# INSTRUCTIONS TO FOLLOW:
Restate the data below word for word. Skip any images it contains.

# Stored data:
:::
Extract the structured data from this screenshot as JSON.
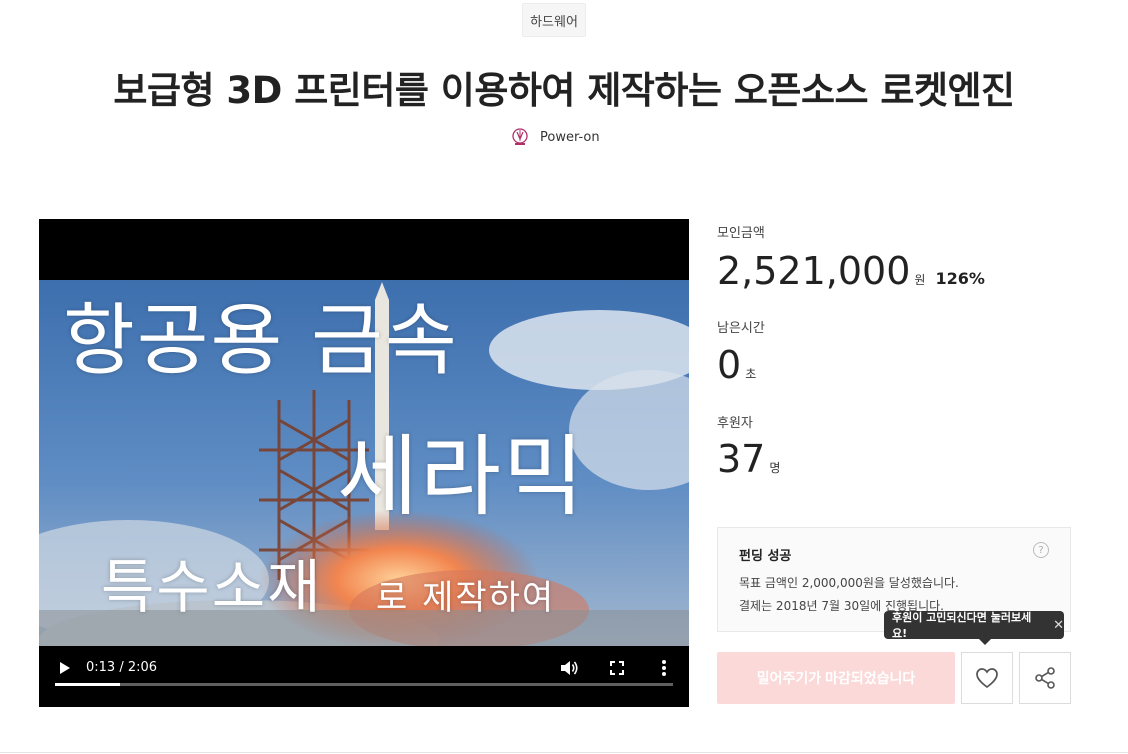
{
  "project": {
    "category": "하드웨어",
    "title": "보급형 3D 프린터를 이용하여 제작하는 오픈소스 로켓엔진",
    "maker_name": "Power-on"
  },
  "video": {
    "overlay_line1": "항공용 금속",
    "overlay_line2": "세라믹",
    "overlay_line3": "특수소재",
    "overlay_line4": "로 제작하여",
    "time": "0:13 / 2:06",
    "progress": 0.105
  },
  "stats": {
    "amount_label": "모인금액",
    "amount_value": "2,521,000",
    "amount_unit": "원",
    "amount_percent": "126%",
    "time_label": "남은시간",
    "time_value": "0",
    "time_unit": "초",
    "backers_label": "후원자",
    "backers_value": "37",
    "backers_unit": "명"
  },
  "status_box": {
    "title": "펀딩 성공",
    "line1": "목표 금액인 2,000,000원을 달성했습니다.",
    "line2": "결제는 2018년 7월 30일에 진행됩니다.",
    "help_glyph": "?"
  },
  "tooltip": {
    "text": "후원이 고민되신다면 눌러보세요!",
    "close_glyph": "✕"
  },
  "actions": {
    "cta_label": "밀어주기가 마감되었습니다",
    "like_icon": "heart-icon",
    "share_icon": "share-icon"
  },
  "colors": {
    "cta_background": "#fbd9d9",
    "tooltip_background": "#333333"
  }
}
:::
# SOLUTION:
Extract the structured data from this screenshot as JSON.
{
  "project": {
    "category": "하드웨어",
    "title": "보급형 3D 프린터를 이용하여 제작하는 오픈소스 로켓엔진",
    "maker_name": "Power-on"
  },
  "video": {
    "overlay_line1": "항공용 금속",
    "overlay_line2": "세라믹",
    "overlay_line3": "특수소재",
    "overlay_line4": "로 제작하여",
    "time": "0:13 / 2:06",
    "progress": 0.105
  },
  "stats": {
    "amount_label": "모인금액",
    "amount_value": "2,521,000",
    "amount_unit": "원",
    "amount_percent": "126%",
    "time_label": "남은시간",
    "time_value": "0",
    "time_unit": "초",
    "backers_label": "후원자",
    "backers_value": "37",
    "backers_unit": "명"
  },
  "status_box": {
    "title": "펀딩 성공",
    "line1": "목표 금액인 2,000,000원을 달성했습니다.",
    "line2": "결제는 2018년 7월 30일에 진행됩니다.",
    "help_glyph": "?"
  },
  "tooltip": {
    "text": "후원이 고민되신다면 눌러보세요!",
    "close_glyph": "✕"
  },
  "actions": {
    "cta_label": "밀어주기가 마감되었습니다",
    "like_icon": "heart-icon",
    "share_icon": "share-icon"
  },
  "colors": {
    "cta_background": "#fbd9d9",
    "tooltip_background": "#333333"
  }
}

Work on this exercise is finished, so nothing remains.